== Objective ==
Read the lines below. Copy out any that hold the string "true".

——————————

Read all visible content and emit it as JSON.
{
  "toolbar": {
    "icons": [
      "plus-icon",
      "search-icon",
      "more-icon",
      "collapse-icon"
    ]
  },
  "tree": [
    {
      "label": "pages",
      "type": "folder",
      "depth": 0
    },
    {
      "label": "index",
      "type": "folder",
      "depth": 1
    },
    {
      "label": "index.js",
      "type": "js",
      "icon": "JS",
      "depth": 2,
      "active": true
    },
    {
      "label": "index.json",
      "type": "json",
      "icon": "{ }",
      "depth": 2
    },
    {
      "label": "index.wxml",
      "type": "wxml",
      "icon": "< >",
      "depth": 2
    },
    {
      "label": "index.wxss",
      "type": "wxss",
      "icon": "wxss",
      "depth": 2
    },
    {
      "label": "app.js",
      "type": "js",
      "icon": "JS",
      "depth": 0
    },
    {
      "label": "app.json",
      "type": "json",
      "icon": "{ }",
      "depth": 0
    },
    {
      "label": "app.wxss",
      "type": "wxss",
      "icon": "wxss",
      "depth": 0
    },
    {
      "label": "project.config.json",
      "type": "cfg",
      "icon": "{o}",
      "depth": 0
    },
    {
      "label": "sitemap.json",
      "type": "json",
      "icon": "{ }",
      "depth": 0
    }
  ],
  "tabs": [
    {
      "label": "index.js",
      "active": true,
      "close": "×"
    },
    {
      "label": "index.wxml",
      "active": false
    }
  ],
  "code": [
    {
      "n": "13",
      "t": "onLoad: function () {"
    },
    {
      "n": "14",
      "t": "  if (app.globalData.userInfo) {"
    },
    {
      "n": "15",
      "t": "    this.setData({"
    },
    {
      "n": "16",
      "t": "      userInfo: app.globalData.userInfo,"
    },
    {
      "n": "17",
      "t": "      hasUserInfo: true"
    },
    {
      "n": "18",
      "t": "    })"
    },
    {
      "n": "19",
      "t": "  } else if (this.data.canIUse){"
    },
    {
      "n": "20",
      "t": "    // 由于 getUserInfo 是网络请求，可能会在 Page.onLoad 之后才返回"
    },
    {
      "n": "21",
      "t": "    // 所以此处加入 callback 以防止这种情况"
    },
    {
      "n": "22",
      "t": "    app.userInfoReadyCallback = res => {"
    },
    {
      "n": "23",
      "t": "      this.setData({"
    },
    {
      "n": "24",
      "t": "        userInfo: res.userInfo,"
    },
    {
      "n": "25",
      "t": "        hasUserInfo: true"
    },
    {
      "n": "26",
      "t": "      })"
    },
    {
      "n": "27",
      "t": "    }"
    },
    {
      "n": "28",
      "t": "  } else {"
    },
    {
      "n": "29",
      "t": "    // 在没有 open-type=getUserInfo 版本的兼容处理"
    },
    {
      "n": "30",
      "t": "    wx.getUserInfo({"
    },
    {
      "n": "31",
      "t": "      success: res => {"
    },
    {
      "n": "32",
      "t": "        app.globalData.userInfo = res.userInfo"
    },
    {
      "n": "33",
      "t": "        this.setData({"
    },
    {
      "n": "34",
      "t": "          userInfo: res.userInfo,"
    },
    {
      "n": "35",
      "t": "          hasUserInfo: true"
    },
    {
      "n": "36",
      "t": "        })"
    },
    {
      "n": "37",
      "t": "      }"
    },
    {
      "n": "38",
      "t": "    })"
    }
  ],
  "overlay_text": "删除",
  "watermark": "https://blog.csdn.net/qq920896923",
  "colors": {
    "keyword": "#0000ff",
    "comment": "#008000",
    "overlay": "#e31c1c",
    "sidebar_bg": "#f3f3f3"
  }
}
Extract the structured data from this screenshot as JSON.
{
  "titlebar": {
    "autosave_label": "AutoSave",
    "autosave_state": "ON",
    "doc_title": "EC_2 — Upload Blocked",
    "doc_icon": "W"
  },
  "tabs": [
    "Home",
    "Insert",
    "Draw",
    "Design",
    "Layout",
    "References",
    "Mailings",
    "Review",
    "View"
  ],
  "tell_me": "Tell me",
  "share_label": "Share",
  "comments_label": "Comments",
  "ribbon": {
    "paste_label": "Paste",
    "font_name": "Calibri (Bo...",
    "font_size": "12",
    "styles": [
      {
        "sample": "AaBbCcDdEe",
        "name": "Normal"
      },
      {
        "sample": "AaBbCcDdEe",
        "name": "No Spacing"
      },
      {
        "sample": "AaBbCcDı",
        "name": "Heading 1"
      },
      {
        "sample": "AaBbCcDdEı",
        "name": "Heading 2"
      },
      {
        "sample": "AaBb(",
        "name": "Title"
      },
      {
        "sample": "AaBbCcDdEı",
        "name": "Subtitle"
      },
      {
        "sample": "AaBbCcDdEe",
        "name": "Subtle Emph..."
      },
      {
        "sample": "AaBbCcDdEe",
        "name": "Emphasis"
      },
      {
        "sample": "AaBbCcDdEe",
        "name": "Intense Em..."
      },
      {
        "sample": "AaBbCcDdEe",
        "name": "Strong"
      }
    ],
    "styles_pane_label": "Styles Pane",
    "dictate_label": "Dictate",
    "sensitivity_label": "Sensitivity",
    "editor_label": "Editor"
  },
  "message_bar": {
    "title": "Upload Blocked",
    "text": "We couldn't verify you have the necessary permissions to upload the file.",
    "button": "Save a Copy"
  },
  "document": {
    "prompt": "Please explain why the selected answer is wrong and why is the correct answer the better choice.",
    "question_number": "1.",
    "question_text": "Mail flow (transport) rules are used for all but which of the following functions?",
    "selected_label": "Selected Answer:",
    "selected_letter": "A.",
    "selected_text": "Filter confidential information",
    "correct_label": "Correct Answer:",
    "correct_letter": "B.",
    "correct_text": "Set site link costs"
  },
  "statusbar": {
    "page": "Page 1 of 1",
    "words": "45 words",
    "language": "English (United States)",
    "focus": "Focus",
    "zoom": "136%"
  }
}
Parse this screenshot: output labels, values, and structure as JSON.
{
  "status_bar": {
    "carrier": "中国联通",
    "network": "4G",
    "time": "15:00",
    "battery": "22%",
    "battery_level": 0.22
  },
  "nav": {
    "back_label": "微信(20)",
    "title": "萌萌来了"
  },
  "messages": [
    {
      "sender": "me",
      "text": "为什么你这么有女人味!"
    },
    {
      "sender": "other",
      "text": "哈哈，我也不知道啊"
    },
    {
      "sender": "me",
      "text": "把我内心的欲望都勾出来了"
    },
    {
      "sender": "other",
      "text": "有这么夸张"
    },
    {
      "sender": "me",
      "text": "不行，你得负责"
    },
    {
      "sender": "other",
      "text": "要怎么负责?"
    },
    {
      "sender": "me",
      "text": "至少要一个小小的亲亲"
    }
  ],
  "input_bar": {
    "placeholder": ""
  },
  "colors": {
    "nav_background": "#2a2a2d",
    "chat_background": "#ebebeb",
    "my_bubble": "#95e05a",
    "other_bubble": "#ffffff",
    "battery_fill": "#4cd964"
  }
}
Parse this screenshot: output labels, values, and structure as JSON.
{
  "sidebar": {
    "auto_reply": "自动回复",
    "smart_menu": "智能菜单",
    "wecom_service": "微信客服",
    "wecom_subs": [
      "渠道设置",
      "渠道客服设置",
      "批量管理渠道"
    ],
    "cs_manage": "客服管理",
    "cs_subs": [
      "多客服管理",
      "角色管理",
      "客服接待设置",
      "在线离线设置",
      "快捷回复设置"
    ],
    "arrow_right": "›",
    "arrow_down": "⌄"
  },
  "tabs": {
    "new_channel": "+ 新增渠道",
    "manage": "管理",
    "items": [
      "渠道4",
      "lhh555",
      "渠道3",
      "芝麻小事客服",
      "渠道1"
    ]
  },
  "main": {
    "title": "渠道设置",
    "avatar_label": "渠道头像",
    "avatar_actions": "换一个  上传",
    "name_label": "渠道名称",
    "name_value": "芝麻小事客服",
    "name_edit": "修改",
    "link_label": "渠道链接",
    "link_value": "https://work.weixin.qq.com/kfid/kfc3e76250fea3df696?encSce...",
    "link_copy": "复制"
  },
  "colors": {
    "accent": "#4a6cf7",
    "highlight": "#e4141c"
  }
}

——————————

== Full output ==
      "active": true
      "active": true,
      "t": "      hasUserInfo: true"
      "t": "        hasUserInfo: true"
      "t": "          hasUserInfo: true"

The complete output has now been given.